Dataset rows
* * * * * * *
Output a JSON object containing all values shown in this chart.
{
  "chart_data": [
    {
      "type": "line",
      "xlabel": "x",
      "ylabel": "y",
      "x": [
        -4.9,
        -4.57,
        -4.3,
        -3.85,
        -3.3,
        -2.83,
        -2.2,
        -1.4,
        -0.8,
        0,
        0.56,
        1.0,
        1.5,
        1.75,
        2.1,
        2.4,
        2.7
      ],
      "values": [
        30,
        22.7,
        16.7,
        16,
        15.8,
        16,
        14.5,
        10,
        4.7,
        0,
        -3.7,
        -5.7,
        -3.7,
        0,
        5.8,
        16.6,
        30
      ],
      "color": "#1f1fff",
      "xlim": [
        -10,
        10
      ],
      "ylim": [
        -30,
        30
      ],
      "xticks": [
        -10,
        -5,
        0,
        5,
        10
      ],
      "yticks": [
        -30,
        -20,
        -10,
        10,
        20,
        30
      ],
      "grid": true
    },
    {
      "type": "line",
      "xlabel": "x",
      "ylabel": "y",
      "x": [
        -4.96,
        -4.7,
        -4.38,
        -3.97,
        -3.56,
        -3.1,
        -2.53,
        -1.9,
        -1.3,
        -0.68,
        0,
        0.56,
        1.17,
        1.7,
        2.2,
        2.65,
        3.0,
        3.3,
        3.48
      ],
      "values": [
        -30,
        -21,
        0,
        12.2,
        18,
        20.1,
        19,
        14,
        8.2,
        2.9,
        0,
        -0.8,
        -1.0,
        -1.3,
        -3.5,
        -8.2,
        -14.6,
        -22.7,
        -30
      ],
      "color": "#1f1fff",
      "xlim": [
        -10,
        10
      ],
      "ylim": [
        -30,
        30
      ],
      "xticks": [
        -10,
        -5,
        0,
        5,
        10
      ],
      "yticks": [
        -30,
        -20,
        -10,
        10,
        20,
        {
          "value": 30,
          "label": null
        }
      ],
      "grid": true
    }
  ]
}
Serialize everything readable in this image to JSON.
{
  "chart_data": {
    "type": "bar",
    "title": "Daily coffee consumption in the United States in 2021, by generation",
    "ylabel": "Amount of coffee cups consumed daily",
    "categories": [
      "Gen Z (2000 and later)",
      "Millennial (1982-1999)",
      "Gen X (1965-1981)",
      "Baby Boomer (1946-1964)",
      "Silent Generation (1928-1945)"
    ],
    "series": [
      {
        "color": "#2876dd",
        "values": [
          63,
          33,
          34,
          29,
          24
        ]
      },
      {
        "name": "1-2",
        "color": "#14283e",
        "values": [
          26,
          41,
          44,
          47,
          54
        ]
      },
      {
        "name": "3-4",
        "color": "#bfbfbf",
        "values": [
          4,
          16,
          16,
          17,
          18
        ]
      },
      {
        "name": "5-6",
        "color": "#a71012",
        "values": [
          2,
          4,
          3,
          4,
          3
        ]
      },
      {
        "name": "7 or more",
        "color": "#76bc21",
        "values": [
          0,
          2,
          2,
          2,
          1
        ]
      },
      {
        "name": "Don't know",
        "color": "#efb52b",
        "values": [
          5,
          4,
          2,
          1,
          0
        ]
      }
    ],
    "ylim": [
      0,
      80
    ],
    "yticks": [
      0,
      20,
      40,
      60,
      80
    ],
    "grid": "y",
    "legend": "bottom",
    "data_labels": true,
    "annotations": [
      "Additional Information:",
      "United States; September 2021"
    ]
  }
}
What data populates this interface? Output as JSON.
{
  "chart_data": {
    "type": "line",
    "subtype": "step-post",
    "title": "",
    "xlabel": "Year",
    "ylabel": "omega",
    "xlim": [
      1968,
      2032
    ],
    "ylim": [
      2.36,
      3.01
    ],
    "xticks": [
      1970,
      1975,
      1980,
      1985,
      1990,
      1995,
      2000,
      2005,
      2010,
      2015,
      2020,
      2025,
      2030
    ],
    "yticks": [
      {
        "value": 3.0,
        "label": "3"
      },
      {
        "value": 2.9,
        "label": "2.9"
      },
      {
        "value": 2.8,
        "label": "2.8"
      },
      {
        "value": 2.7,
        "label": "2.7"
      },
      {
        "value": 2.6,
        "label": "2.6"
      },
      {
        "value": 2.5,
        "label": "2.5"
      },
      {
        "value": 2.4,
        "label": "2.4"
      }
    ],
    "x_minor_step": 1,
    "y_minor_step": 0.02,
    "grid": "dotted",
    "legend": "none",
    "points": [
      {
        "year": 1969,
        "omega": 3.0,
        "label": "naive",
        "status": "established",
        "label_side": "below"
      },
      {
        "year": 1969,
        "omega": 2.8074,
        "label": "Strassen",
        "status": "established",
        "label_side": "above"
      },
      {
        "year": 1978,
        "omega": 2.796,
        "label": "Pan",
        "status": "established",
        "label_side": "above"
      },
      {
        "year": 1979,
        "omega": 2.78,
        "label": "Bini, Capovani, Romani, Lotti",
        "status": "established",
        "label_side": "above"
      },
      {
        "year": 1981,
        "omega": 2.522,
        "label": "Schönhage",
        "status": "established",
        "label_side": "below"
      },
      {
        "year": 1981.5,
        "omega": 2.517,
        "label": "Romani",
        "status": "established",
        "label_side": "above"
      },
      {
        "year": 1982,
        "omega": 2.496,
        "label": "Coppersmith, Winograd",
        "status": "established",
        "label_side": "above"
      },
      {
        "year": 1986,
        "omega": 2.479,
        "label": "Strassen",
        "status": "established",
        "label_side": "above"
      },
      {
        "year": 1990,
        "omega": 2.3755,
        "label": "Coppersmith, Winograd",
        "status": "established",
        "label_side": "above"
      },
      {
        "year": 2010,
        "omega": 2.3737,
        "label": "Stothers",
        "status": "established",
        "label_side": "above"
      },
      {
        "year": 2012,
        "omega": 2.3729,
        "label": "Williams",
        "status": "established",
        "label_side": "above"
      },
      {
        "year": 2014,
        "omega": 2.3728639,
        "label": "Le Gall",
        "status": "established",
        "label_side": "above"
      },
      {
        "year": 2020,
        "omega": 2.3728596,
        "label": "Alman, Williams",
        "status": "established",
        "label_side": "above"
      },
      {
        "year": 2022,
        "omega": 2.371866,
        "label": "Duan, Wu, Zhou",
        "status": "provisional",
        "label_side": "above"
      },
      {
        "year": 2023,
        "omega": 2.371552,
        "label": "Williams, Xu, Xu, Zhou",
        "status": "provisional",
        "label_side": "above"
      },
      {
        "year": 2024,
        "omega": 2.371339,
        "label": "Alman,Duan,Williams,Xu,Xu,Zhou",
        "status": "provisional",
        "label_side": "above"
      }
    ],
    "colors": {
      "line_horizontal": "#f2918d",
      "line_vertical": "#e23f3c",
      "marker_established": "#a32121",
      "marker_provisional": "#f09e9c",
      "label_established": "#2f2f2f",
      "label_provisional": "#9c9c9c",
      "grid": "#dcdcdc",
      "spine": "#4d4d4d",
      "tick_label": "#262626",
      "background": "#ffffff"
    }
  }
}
* * * * * * *
Gather from the entries above all lines that include the string "Zhou".

        "label": "Duan, Wu, Zhou",
        "label": "Williams, Xu, Xu, Zhou",
        "label": "Alman,Duan,Williams,Xu,Xu,Zhou",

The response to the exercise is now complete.